• SHORT PROBLEM: Return exactly the lines of the entries that start at the line containing "Give me the" and continue to the last line. Omit the pictures.

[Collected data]
------

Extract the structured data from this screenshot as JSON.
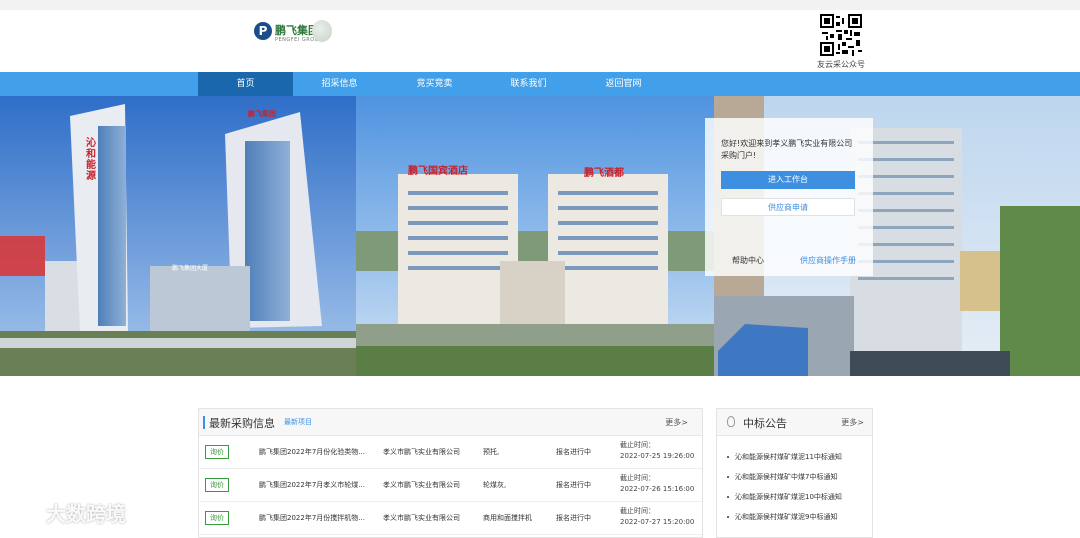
{
  "logo": {
    "mark": "P",
    "name_cn": "鹏飞集团",
    "name_en": "PENGFEI GROUP"
  },
  "qr": {
    "caption": "友云采公众号"
  },
  "nav": {
    "items": [
      "首页",
      "招采信息",
      "竞买竞卖",
      "联系我们",
      "返回官网"
    ],
    "active": 0
  },
  "banner": {
    "sign_left_tower": "沁和能源",
    "sign_left_tower2": "鹏飞集团大厦",
    "sign_center_left": "鹏飞国宾酒店",
    "sign_center_right": "鹏飞酒都",
    "sign_right_tower": "鹏飞集团"
  },
  "login": {
    "welcome": "您好!欢迎来到孝义鹏飞实业有限公司采购门户!",
    "enter_button": "进入工作台",
    "apply_button": "供应商申请",
    "help_link": "帮助中心",
    "manual_link": "供应商操作手册"
  },
  "procurement": {
    "title": "最新采购信息",
    "subtitle": "最新项目",
    "more": "更多>",
    "rows": [
      {
        "badge": "询价",
        "name": "鹏飞集团2022年7月份化验类物...",
        "company": "孝义市鹏飞实业有限公司",
        "item": "预托,",
        "status": "报名进行中",
        "deadline_label": "截止时间：",
        "deadline": "2022-07-25 19:26:00"
      },
      {
        "badge": "询价",
        "name": "鹏飞集团2022年7月孝义市轮煤...",
        "company": "孝义市鹏飞实业有限公司",
        "item": "轮煤灰,",
        "status": "报名进行中",
        "deadline_label": "截止时间：",
        "deadline": "2022-07-26 15:16:00"
      },
      {
        "badge": "询价",
        "name": "鹏飞集团2022年7月份搅拌机物...",
        "company": "孝义市鹏飞实业有限公司",
        "item": "商用和面搅拌机",
        "status": "报名进行中",
        "deadline_label": "截止时间：",
        "deadline": "2022-07-27 15:20:00"
      }
    ]
  },
  "awards": {
    "title": "中标公告",
    "more": "更多>",
    "items": [
      "沁和能源侯村煤矿煤泥11中标通知",
      "沁和能源侯村煤矿中煤7中标通知",
      "沁和能源侯村煤矿煤泥10中标通知",
      "沁和能源侯村煤矿煤泥9中标通知"
    ]
  },
  "watermark": "大数跨境"
}
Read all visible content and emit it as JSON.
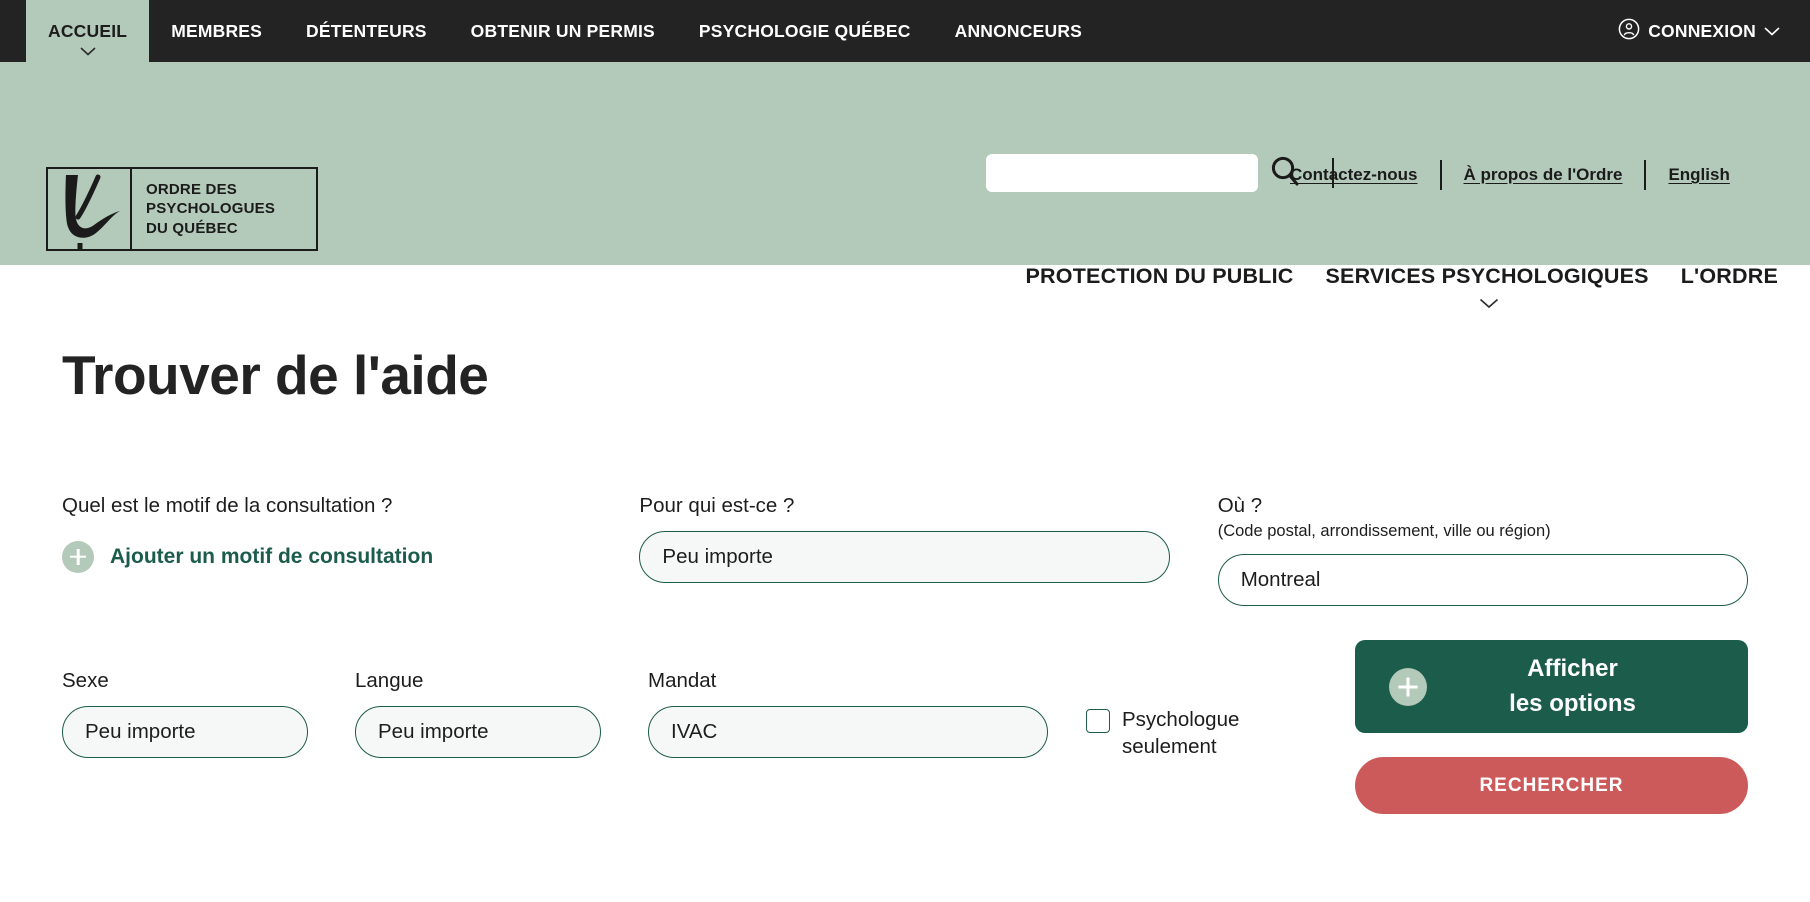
{
  "topbar": {
    "nav": [
      {
        "label": "ACCUEIL",
        "active": true,
        "icon": "chevron-down-icon"
      },
      {
        "label": "MEMBRES",
        "active": false
      },
      {
        "label": "DÉTENTEURS",
        "active": false
      },
      {
        "label": "OBTENIR UN PERMIS",
        "active": false
      },
      {
        "label": "PSYCHOLOGIE QUÉBEC",
        "active": false
      },
      {
        "label": "ANNONCEURS",
        "active": false
      }
    ],
    "login": {
      "label": "CONNEXION",
      "icon": "user-circle-icon",
      "caret": "chevron-down-icon"
    }
  },
  "header": {
    "logo": {
      "line1": "ORDRE DES",
      "line2": "PSYCHOLOGUES",
      "line3": "DU QUÉBEC",
      "mark": "opq-swoosh-mark"
    },
    "search": {
      "value": "",
      "placeholder": "",
      "icon": "search-icon"
    },
    "util_links": [
      {
        "label": "Contactez-nous"
      },
      {
        "label": "À propos de l'Ordre"
      },
      {
        "label": "English"
      }
    ],
    "mainnav": [
      {
        "label": "PROTECTION DU PUBLIC",
        "caret": false
      },
      {
        "label": "SERVICES PSYCHOLOGIQUES",
        "caret": true
      },
      {
        "label": "L'ORDRE",
        "caret": false
      }
    ]
  },
  "page": {
    "title": "Trouver de l'aide"
  },
  "form": {
    "motif": {
      "label": "Quel est le motif de la consultation ?",
      "add_label": "Ajouter un motif de consultation",
      "add_icon": "plus-circle-icon"
    },
    "pour_qui": {
      "label": "Pour qui est-ce ?",
      "value": "Peu importe"
    },
    "ou": {
      "label": "Où ?",
      "sublabel": "(Code postal, arrondissement, ville ou région)",
      "value": "Montreal",
      "placeholder": "Montreal"
    },
    "sexe": {
      "label": "Sexe",
      "value": "Peu importe"
    },
    "langue": {
      "label": "Langue",
      "value": "Peu importe"
    },
    "mandat": {
      "label": "Mandat",
      "value": "IVAC"
    },
    "psychologue_only": {
      "label": "Psychologue seulement",
      "checked": false
    },
    "buttons": {
      "options_label": "Afficher\nles options",
      "options_line1": "Afficher",
      "options_line2": "les options",
      "options_icon": "plus-circle-icon",
      "search_label": "RECHERCHER"
    }
  },
  "colors": {
    "sage": "#b3c9b9",
    "dark_bar": "#232323",
    "green_accent": "#1c5c4b",
    "red_accent": "#cd5a5a",
    "field_bg": "#f6f8f8"
  }
}
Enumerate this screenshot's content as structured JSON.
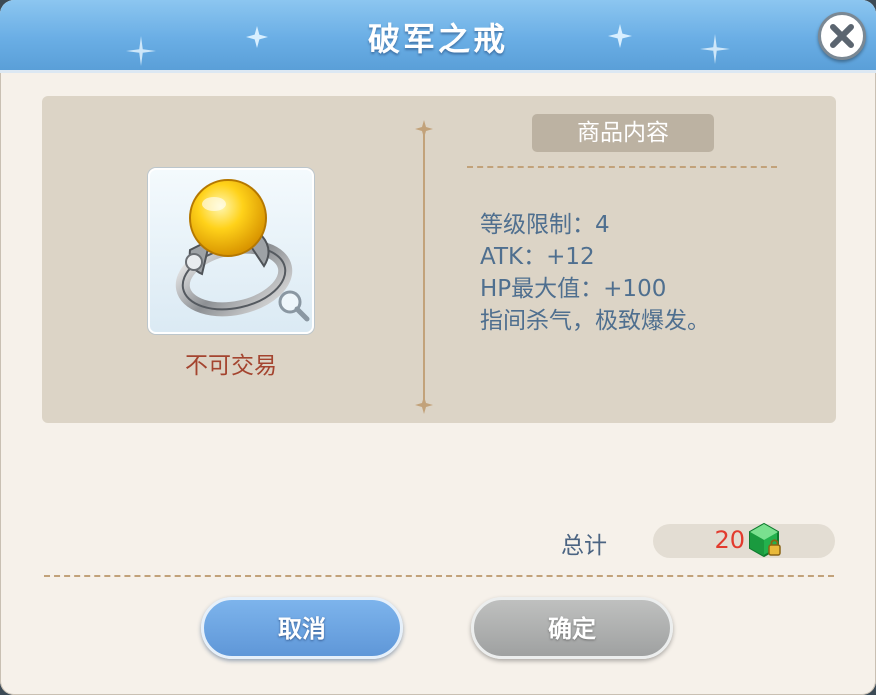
{
  "dialog": {
    "title": "破军之戒",
    "close_icon": "close-icon"
  },
  "item": {
    "name": "破军之戒",
    "icon": "ring-icon",
    "zoom_icon": "magnifier-icon",
    "trade_status": "不可交易"
  },
  "details": {
    "section_title": "商品内容",
    "lines": [
      "等级限制：4",
      "ATK：+12",
      "HP最大值：+100",
      "指间杀气，极致爆发。"
    ]
  },
  "total": {
    "label": "总计",
    "value": "20",
    "currency_icon": "green-gem-icon"
  },
  "buttons": {
    "cancel": "取消",
    "confirm": "确定"
  },
  "colors": {
    "header": "#6aaee5",
    "panel": "#dcd4c6",
    "accent_text": "#4f6f8f",
    "price": "#e23b2e",
    "trade_status": "#a4442f"
  }
}
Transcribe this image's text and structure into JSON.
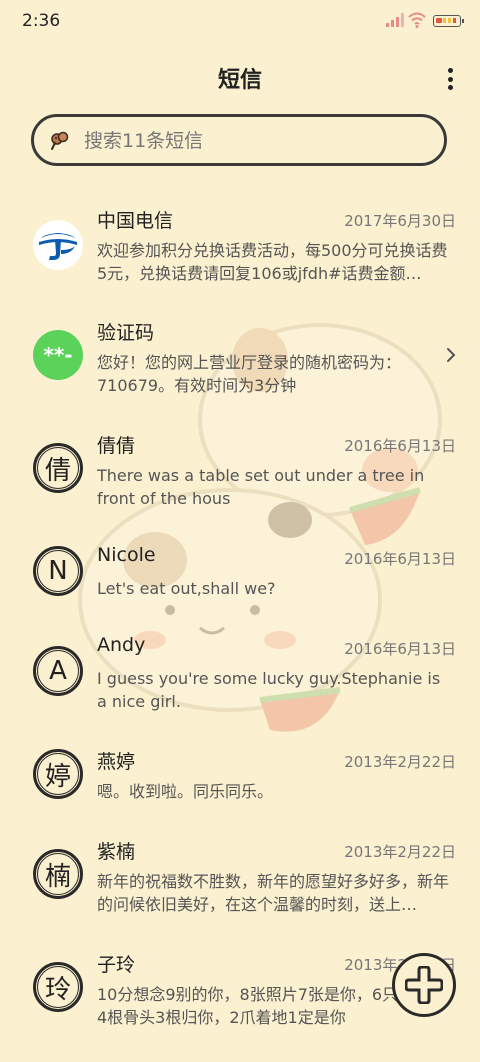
{
  "status_bar": {
    "time": "2:36"
  },
  "header": {
    "title": "短信"
  },
  "search": {
    "placeholder": "搜索11条短信"
  },
  "conversations": [
    {
      "name": "中国电信",
      "date": "2017年6月30日",
      "snippet": "欢迎参加积分兑换话费活动，每500分可兑换话费5元，兑换话费请回复106或jfdh#话费金额…",
      "avatar": "telecom-logo"
    },
    {
      "name": "验证码",
      "date": "",
      "snippet": "您好！您的网上营业厅登录的随机密码为：710679。有效时间为3分钟",
      "avatar_text": "**-"
    },
    {
      "name": "倩倩",
      "date": "2016年6月13日",
      "snippet": "There was a table set out under a tree in front of the hous",
      "avatar_text": "倩"
    },
    {
      "name": "Nicole",
      "date": "2016年6月13日",
      "snippet": "Let's eat out,shall we?",
      "avatar_text": "N"
    },
    {
      "name": "Andy",
      "date": "2016年6月13日",
      "snippet": "I guess you're some lucky guy.Stephanie is a nice girl.",
      "avatar_text": "A"
    },
    {
      "name": "燕婷",
      "date": "2013年2月22日",
      "snippet": "嗯。收到啦。同乐同乐。",
      "avatar_text": "婷"
    },
    {
      "name": "紫楠",
      "date": "2013年2月22日",
      "snippet": "新年的祝福数不胜数，新年的愿望好多好多，新年的问候依旧美好，在这个温馨的时刻，送上…",
      "avatar_text": "楠"
    },
    {
      "name": "子玲",
      "date": "2013年2月22日",
      "snippet": "10分想念9别的你，8张照片7张是你，6只像你，4根骨头3根归你，2爪着地1定是你",
      "avatar_text": "玲"
    }
  ],
  "colors": {
    "background": "#fbf0cf",
    "verification_avatar": "#5bd35b",
    "telecom_blue": "#0a5bb0"
  }
}
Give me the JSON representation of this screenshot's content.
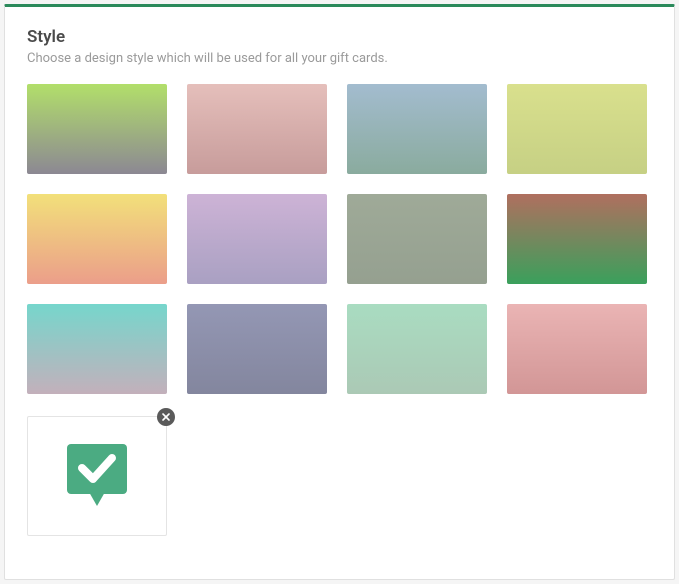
{
  "header": {
    "title": "Style",
    "subtitle": "Choose a design style which will be used for all your gift cards."
  },
  "accent_color": "#2b8a5b",
  "swatches": [
    {
      "id": "style-1",
      "from": "#b2df6a",
      "to": "#8c8893"
    },
    {
      "id": "style-2",
      "from": "#e5bfbb",
      "to": "#c79c9b"
    },
    {
      "id": "style-3",
      "from": "#a3bccf",
      "to": "#8aab9e"
    },
    {
      "id": "style-4",
      "from": "#d9e08d",
      "to": "#c6d084"
    },
    {
      "id": "style-5",
      "from": "#f2e07a",
      "to": "#eb9e8a"
    },
    {
      "id": "style-6",
      "from": "#cdb3d6",
      "to": "#a9a0c2"
    },
    {
      "id": "style-7",
      "from": "#9faa98",
      "to": "#95a090"
    },
    {
      "id": "style-8",
      "from": "#b06f5f",
      "to": "#3aa05c"
    },
    {
      "id": "style-9",
      "from": "#76d6cc",
      "to": "#c3b0bb"
    },
    {
      "id": "style-10",
      "from": "#9497b4",
      "to": "#83869e"
    },
    {
      "id": "style-11",
      "from": "#a9dcc1",
      "to": "#abc9b5"
    },
    {
      "id": "style-12",
      "from": "#eab4b4",
      "to": "#d29696"
    }
  ],
  "custom_tile": {
    "icon": "check-badge-icon",
    "icon_color": "#4bab82",
    "check_color": "#ffffff",
    "close_label": "Remove custom design"
  }
}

------

• OUTPUT OF THE TASK:
Give me the JSON representation of this screenshot's content.
{
  "header": {
    "title": "Style",
    "subtitle": "Choose a design style which will be used for all your gift cards."
  },
  "accent_color": "#2b8a5b",
  "swatches": [
    {
      "id": "style-1",
      "from": "#b2df6a",
      "to": "#8c8893"
    },
    {
      "id": "style-2",
      "from": "#e5bfbb",
      "to": "#c79c9b"
    },
    {
      "id": "style-3",
      "from": "#a3bccf",
      "to": "#8aab9e"
    },
    {
      "id": "style-4",
      "from": "#d9e08d",
      "to": "#c6d084"
    },
    {
      "id": "style-5",
      "from": "#f2e07a",
      "to": "#eb9e8a"
    },
    {
      "id": "style-6",
      "from": "#cdb3d6",
      "to": "#a9a0c2"
    },
    {
      "id": "style-7",
      "from": "#9faa98",
      "to": "#95a090"
    },
    {
      "id": "style-8",
      "from": "#b06f5f",
      "to": "#3aa05c"
    },
    {
      "id": "style-9",
      "from": "#76d6cc",
      "to": "#c3b0bb"
    },
    {
      "id": "style-10",
      "from": "#9497b4",
      "to": "#83869e"
    },
    {
      "id": "style-11",
      "from": "#a9dcc1",
      "to": "#abc9b5"
    },
    {
      "id": "style-12",
      "from": "#eab4b4",
      "to": "#d29696"
    }
  ],
  "custom_tile": {
    "icon": "check-badge-icon",
    "icon_color": "#4bab82",
    "check_color": "#ffffff",
    "close_label": "Remove custom design"
  }
}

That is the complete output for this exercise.